Return each line of the records holding the string "this".

>> start

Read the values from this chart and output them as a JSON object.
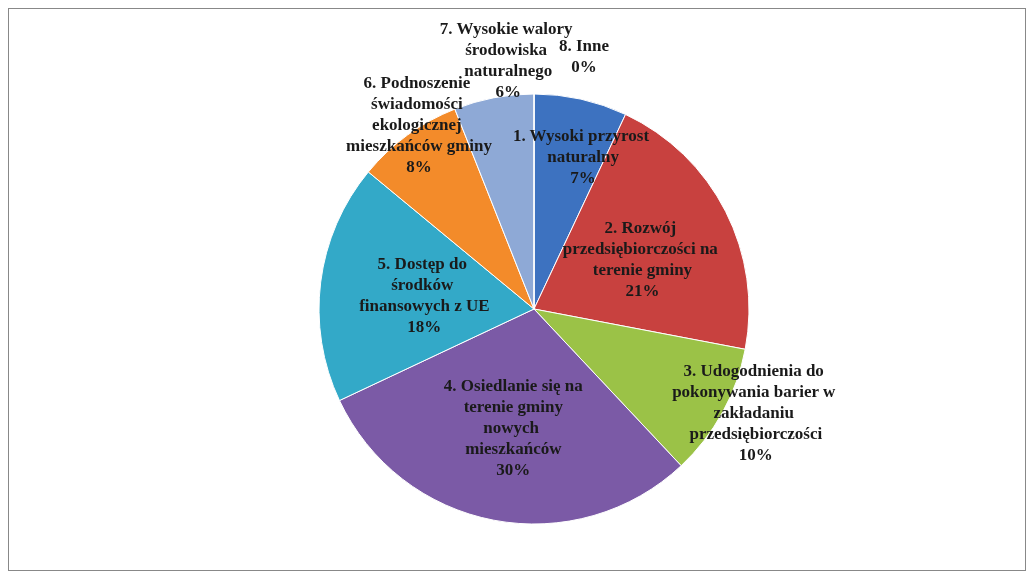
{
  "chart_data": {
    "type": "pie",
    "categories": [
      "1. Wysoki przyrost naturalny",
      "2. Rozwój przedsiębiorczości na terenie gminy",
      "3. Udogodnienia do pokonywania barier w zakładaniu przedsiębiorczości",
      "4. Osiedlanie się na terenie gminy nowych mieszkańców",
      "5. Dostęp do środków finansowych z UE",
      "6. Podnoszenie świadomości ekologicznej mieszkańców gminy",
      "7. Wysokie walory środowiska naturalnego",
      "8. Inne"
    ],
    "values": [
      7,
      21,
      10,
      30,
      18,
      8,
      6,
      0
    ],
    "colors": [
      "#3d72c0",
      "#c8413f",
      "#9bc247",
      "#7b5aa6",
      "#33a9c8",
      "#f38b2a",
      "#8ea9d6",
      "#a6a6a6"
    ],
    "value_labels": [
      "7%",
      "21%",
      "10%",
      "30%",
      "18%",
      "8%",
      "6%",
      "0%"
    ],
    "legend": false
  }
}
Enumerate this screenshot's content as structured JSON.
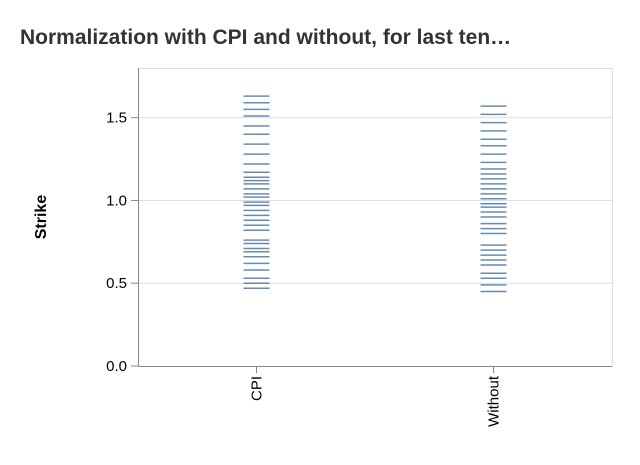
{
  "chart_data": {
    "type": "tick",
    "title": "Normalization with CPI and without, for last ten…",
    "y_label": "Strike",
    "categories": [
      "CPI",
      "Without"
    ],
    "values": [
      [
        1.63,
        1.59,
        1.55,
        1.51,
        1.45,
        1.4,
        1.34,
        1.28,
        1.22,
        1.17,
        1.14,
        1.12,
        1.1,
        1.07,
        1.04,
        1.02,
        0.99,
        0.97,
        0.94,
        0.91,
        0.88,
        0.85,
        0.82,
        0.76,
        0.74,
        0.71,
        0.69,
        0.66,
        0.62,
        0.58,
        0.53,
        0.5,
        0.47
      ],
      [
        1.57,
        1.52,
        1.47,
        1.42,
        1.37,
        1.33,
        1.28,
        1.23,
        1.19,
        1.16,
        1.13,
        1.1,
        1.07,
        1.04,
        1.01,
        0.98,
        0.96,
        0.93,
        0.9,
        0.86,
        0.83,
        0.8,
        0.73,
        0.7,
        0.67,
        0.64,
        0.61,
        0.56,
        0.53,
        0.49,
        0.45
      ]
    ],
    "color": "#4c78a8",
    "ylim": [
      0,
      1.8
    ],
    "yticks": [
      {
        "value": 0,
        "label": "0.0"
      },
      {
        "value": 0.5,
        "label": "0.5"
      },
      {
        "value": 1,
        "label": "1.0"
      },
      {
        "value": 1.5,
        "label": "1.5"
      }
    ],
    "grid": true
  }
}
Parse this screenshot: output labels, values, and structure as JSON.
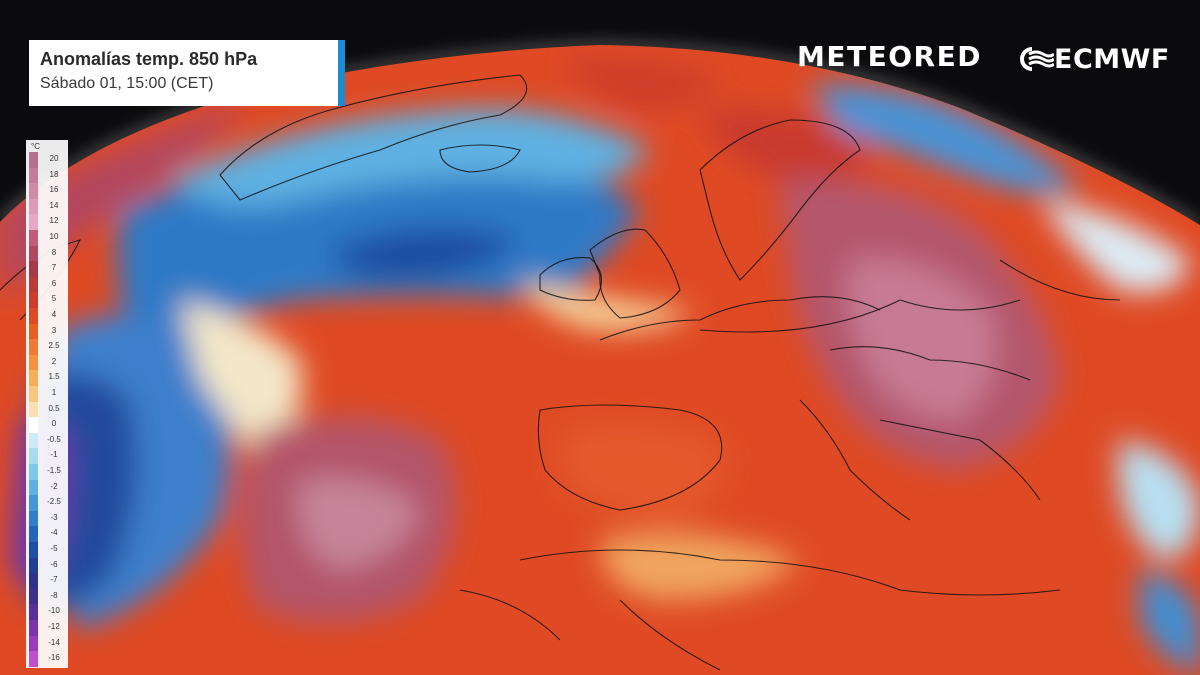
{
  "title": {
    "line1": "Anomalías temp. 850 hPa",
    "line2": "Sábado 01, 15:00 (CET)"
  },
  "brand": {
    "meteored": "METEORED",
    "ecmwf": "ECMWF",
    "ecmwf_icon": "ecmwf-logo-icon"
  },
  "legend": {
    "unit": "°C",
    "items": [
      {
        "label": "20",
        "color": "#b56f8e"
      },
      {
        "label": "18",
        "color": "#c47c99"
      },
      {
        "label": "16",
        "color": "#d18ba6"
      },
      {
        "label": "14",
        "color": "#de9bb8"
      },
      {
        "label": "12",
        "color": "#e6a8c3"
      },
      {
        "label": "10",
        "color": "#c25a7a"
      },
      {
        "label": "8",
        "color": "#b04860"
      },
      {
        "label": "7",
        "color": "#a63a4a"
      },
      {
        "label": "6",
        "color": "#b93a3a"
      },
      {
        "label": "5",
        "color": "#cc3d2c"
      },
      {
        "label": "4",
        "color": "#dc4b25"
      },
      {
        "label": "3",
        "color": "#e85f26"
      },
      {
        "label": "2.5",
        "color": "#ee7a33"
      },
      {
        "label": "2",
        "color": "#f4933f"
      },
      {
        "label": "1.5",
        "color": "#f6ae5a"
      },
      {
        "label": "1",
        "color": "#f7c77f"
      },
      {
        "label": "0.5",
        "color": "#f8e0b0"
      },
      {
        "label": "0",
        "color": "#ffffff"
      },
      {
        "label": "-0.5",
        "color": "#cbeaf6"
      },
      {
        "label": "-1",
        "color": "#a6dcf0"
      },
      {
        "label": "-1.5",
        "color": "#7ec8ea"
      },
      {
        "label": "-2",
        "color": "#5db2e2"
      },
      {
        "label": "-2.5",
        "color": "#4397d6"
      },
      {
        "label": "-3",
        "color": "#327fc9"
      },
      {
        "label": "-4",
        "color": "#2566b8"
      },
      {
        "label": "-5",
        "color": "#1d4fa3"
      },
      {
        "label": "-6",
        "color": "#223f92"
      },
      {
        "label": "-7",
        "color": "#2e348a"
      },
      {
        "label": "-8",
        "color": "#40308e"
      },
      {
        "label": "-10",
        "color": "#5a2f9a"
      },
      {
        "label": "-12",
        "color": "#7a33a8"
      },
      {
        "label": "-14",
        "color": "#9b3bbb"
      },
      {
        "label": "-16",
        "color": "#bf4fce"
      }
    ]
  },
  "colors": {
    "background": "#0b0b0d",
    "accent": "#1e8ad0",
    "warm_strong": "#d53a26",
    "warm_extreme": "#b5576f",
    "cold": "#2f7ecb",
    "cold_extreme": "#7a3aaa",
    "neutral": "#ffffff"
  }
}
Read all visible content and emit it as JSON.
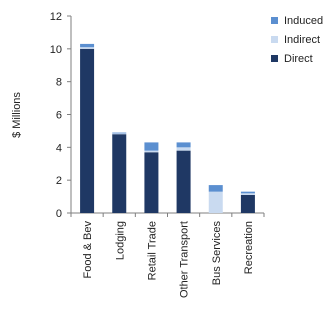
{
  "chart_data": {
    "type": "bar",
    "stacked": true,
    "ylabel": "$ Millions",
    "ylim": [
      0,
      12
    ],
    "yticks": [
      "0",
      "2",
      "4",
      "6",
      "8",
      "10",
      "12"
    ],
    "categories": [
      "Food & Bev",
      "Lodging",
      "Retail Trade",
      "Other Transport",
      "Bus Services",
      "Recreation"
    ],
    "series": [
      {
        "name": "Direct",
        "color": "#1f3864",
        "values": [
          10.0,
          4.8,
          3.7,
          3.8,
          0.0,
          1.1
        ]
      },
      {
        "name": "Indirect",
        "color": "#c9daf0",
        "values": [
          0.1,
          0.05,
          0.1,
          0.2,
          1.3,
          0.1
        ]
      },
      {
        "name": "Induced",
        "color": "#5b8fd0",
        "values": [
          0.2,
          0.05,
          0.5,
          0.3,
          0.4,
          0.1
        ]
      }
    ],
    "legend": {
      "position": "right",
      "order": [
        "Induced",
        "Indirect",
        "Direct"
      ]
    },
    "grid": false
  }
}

>> end

Complete response:
Read the values from this chart and output them as a JSON object.
Enumerate this screenshot's content as structured JSON.
Parse this screenshot: output labels, values, and structure as JSON.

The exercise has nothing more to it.